### Data for this task ###

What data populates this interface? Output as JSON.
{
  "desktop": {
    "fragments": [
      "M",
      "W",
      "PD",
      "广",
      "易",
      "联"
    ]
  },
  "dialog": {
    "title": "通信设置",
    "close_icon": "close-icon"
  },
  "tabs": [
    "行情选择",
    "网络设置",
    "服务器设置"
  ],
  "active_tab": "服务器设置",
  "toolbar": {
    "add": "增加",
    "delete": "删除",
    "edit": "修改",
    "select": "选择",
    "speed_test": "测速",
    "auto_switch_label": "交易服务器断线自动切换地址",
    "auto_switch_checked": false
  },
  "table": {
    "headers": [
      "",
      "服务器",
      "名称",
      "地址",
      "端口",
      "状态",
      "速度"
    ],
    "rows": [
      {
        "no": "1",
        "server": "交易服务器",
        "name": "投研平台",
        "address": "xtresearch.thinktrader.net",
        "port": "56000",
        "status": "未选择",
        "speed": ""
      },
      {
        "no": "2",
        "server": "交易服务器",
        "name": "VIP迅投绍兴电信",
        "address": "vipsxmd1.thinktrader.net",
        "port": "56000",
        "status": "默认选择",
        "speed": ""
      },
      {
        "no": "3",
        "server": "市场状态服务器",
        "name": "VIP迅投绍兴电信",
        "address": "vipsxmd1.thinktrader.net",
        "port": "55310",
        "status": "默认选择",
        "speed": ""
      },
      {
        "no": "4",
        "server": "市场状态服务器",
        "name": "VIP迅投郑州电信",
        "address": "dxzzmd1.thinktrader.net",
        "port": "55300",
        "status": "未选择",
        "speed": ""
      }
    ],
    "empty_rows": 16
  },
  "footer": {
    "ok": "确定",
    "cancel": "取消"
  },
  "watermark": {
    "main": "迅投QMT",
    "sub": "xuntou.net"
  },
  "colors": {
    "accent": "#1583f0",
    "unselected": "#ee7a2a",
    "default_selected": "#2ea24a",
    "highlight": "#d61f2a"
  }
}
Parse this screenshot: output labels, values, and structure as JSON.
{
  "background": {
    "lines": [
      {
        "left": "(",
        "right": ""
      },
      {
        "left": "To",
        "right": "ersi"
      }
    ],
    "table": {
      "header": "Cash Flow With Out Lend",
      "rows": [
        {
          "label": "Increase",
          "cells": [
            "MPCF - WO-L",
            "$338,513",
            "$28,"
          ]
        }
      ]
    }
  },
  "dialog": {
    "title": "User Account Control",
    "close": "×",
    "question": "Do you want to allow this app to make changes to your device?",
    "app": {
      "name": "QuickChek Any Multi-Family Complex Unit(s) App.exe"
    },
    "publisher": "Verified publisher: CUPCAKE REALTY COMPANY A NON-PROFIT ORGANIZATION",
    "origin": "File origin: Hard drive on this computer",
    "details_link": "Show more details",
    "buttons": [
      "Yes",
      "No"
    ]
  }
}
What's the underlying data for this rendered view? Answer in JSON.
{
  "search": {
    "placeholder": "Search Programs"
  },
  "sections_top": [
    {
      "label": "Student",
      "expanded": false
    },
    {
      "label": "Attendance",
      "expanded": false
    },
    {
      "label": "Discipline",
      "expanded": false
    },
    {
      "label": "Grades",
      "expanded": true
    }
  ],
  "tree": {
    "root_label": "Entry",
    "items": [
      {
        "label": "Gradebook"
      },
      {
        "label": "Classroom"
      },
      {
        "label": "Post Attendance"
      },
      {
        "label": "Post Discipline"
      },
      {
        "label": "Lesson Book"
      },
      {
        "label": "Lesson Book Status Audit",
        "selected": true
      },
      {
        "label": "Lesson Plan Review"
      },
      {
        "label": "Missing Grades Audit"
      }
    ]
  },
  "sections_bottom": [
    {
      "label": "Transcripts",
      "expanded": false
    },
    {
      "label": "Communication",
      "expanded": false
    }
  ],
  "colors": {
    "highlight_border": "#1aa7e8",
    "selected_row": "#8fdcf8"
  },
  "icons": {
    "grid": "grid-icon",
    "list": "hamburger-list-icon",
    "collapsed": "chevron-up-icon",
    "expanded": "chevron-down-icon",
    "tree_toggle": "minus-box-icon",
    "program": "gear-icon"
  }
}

###
### Data for this task ###

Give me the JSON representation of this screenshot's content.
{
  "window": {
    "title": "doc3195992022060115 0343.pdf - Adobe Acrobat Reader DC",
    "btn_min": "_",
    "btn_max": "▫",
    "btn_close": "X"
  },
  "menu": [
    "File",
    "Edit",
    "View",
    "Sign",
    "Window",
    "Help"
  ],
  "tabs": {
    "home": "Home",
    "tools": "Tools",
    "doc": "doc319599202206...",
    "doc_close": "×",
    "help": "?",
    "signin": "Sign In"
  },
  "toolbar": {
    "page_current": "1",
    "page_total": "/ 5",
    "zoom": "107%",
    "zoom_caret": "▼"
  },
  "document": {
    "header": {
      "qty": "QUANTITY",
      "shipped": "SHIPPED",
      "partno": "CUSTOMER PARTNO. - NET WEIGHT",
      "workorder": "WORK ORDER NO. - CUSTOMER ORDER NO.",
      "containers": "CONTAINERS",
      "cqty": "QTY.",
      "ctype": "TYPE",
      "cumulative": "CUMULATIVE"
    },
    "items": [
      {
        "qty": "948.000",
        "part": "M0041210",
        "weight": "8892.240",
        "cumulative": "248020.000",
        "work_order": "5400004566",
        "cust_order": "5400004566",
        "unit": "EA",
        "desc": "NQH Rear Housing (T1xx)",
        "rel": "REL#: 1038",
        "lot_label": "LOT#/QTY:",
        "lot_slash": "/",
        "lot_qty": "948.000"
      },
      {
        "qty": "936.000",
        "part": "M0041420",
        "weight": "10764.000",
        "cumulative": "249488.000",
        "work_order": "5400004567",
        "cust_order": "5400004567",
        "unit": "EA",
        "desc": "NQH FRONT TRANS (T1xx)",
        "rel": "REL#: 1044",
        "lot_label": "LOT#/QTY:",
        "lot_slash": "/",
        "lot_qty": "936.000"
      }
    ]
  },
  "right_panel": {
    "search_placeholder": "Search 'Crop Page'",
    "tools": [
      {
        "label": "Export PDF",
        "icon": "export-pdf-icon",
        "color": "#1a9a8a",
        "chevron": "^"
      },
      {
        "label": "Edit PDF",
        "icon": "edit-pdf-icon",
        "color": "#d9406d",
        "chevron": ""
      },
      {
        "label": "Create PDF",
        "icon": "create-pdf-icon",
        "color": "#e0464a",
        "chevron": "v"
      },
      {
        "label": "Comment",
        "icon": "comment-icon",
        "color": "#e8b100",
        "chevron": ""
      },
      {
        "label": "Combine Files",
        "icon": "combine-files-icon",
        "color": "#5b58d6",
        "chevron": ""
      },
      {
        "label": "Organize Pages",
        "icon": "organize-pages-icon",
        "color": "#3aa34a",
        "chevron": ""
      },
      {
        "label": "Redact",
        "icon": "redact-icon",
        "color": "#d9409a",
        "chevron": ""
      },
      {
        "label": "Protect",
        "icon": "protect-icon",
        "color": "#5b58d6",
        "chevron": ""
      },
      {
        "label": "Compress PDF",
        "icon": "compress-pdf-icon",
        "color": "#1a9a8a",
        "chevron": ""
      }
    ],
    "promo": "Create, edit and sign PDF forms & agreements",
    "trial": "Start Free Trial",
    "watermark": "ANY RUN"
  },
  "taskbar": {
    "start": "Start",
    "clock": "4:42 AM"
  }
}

###
### Data for this task ###

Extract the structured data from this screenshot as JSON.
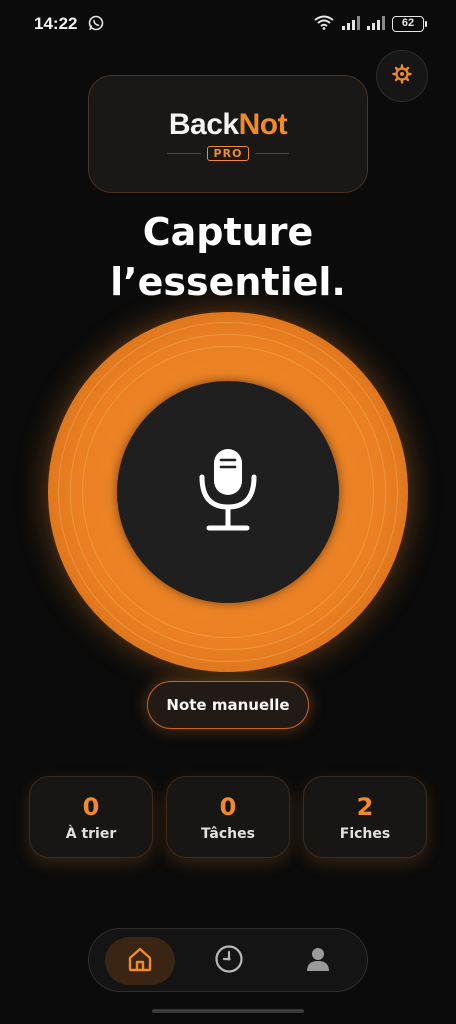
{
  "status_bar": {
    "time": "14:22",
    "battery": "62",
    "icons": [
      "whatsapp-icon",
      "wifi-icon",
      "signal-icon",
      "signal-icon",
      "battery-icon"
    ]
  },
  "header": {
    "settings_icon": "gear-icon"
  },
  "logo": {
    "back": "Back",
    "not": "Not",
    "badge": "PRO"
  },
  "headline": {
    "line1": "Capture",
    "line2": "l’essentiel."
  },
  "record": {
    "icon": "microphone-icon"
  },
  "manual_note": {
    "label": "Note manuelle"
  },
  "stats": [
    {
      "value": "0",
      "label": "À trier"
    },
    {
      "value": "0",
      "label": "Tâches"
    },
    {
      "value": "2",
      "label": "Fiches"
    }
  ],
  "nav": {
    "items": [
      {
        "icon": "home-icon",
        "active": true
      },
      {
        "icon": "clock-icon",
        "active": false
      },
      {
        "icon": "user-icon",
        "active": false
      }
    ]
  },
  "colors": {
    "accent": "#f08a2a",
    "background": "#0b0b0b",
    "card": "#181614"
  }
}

###

> Work required
List every line above containing the word "cumulative".

> Complete response
      "cumulative": "CUMULATIVE"
        "cumulative": "248020.000",
        "cumulative": "249488.000",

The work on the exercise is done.